Saved entries
....

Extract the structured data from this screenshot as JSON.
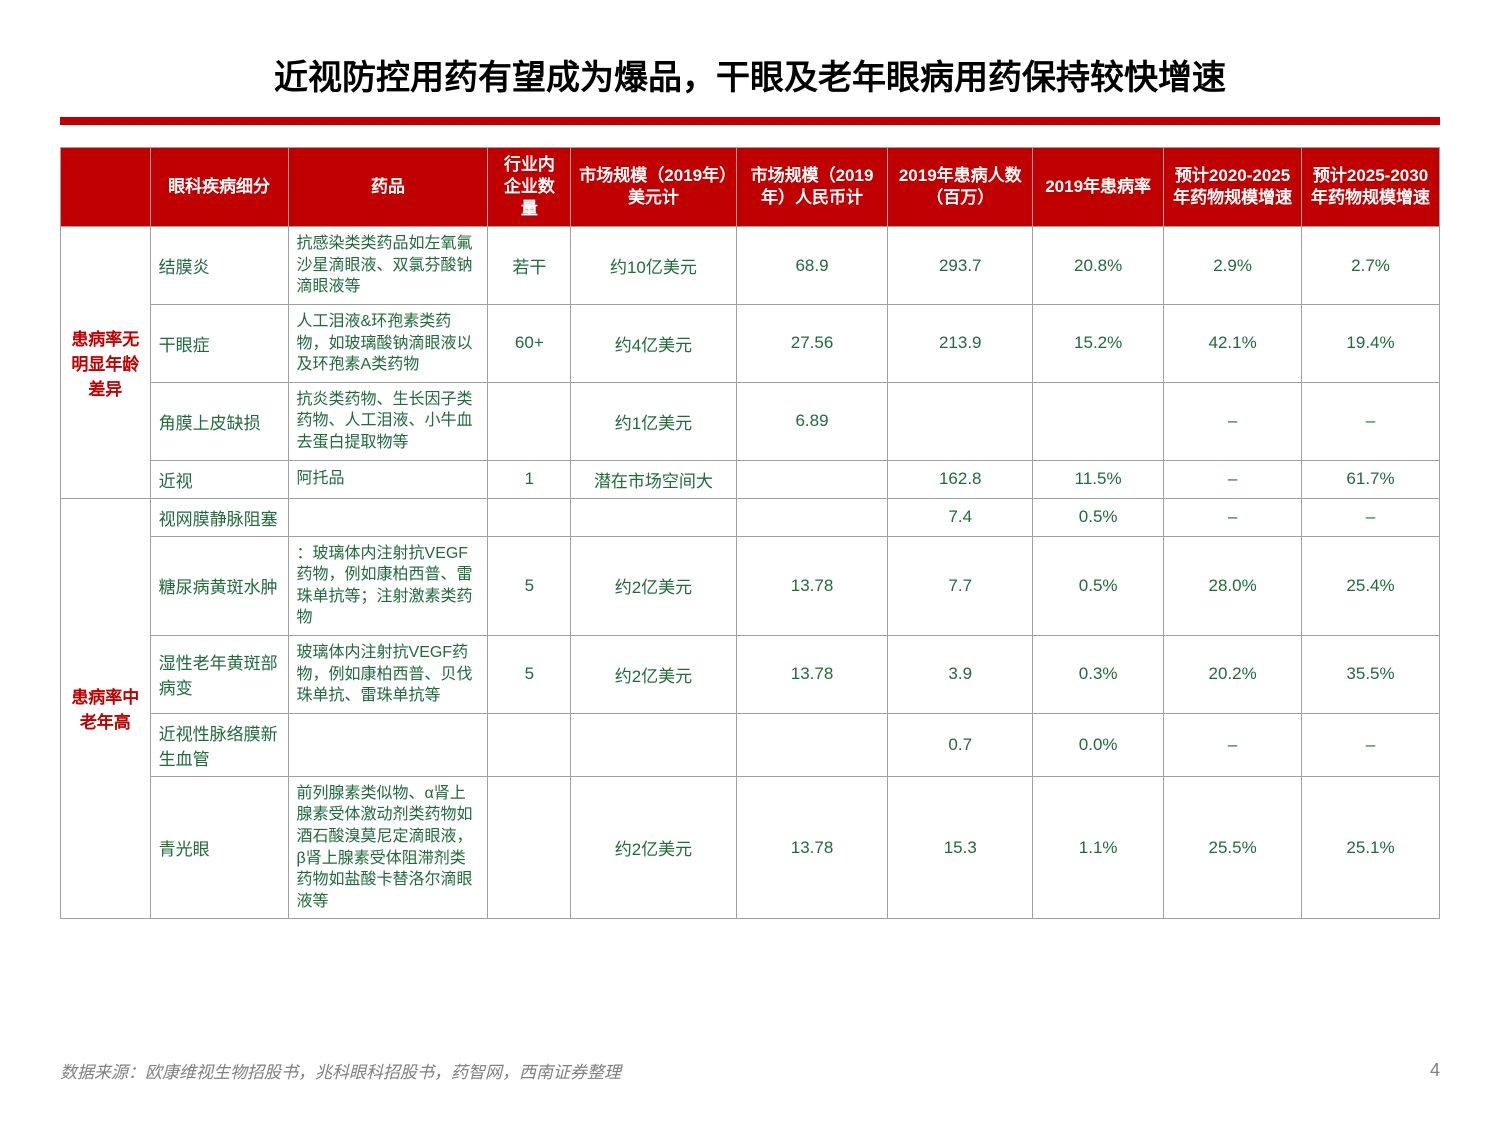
{
  "title": "近视防控用药有望成为爆品，干眼及老年眼病用药保持较快增速",
  "headers": {
    "h0": "",
    "h1": "眼科疾病细分",
    "h2": "药品",
    "h3": "行业内企业数量",
    "h4": "市场规模（2019年）美元计",
    "h5": "市场规模（2019年）人民币计",
    "h6": "2019年患病人数（百万）",
    "h7": "2019年患病率",
    "h8": "预计2020-2025年药物规模增速",
    "h9": "预计2025-2030年药物规模增速"
  },
  "groups": {
    "g1_label": "患病率无明显年龄差异",
    "g2_label": "患病率中老年高"
  },
  "rows": {
    "r1": {
      "disease": "结膜炎",
      "drug": "抗感染类类药品如左氧氟沙星滴眼液、双氯芬酸钠滴眼液等",
      "count": "若干",
      "usd": "约10亿美元",
      "rmb": "68.9",
      "patients": "293.7",
      "rate": "20.8%",
      "g2025": "2.9%",
      "g2030": "2.7%"
    },
    "r2": {
      "disease": "干眼症",
      "drug": "人工泪液&环孢素类药物，如玻璃酸钠滴眼液以及环孢素A类药物",
      "count": "60+",
      "usd": "约4亿美元",
      "rmb": "27.56",
      "patients": "213.9",
      "rate": "15.2%",
      "g2025": "42.1%",
      "g2030": "19.4%"
    },
    "r3": {
      "disease": "角膜上皮缺损",
      "drug": "抗炎类药物、生长因子类药物、人工泪液、小牛血去蛋白提取物等",
      "count": "",
      "usd": "约1亿美元",
      "rmb": "6.89",
      "patients": "",
      "rate": "",
      "g2025": "–",
      "g2030": "–"
    },
    "r4": {
      "disease": "近视",
      "drug": "阿托品",
      "count": "1",
      "usd": "潜在市场空间大",
      "rmb": "",
      "patients": "162.8",
      "rate": "11.5%",
      "g2025": "–",
      "g2030": "61.7%"
    },
    "r5": {
      "disease": "视网膜静脉阻塞",
      "drug": "",
      "count": "",
      "usd": "",
      "rmb": "",
      "patients": "7.4",
      "rate": "0.5%",
      "g2025": "–",
      "g2030": "–"
    },
    "r6": {
      "disease": "糖尿病黄斑水肿",
      "drug": "：玻璃体内注射抗VEGF药物，例如康柏西普、雷珠单抗等；注射激素类药物",
      "count": "5",
      "usd": "约2亿美元",
      "rmb": "13.78",
      "patients": "7.7",
      "rate": "0.5%",
      "g2025": "28.0%",
      "g2030": "25.4%"
    },
    "r7": {
      "disease": "湿性老年黄斑部病变",
      "drug": "玻璃体内注射抗VEGF药物，例如康柏西普、贝伐珠单抗、雷珠单抗等",
      "count": "5",
      "usd": "约2亿美元",
      "rmb": "13.78",
      "patients": "3.9",
      "rate": "0.3%",
      "g2025": "20.2%",
      "g2030": "35.5%"
    },
    "r8": {
      "disease": "近视性脉络膜新生血管",
      "drug": "",
      "count": "",
      "usd": "",
      "rmb": "",
      "patients": "0.7",
      "rate": "0.0%",
      "g2025": "–",
      "g2030": "–"
    },
    "r9": {
      "disease": "青光眼",
      "drug": "前列腺素类似物、α肾上腺素受体激动剂类药物如酒石酸溴莫尼定滴眼液，β肾上腺素受体阻滞剂类药物如盐酸卡替洛尔滴眼液等",
      "count": "",
      "usd": "约2亿美元",
      "rmb": "13.78",
      "patients": "15.3",
      "rate": "1.1%",
      "g2025": "25.5%",
      "g2030": "25.1%"
    }
  },
  "source": "数据来源：欧康维视生物招股书，兆科眼科招股书，药智网，西南证券整理",
  "page": "4",
  "styling": {
    "header_bg": "#c00000",
    "header_text_color": "#ffffff",
    "cell_text_color": "#1f6b3c",
    "group_label_color": "#c00000",
    "border_color": "#a0a0a0",
    "title_fontsize": 34,
    "cell_fontsize": 17
  }
}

....

In the records above, how many lines contain the string "雷珠单抗等"? Only that number should be written.

SOLUTION TO THIS EXERCISE = 2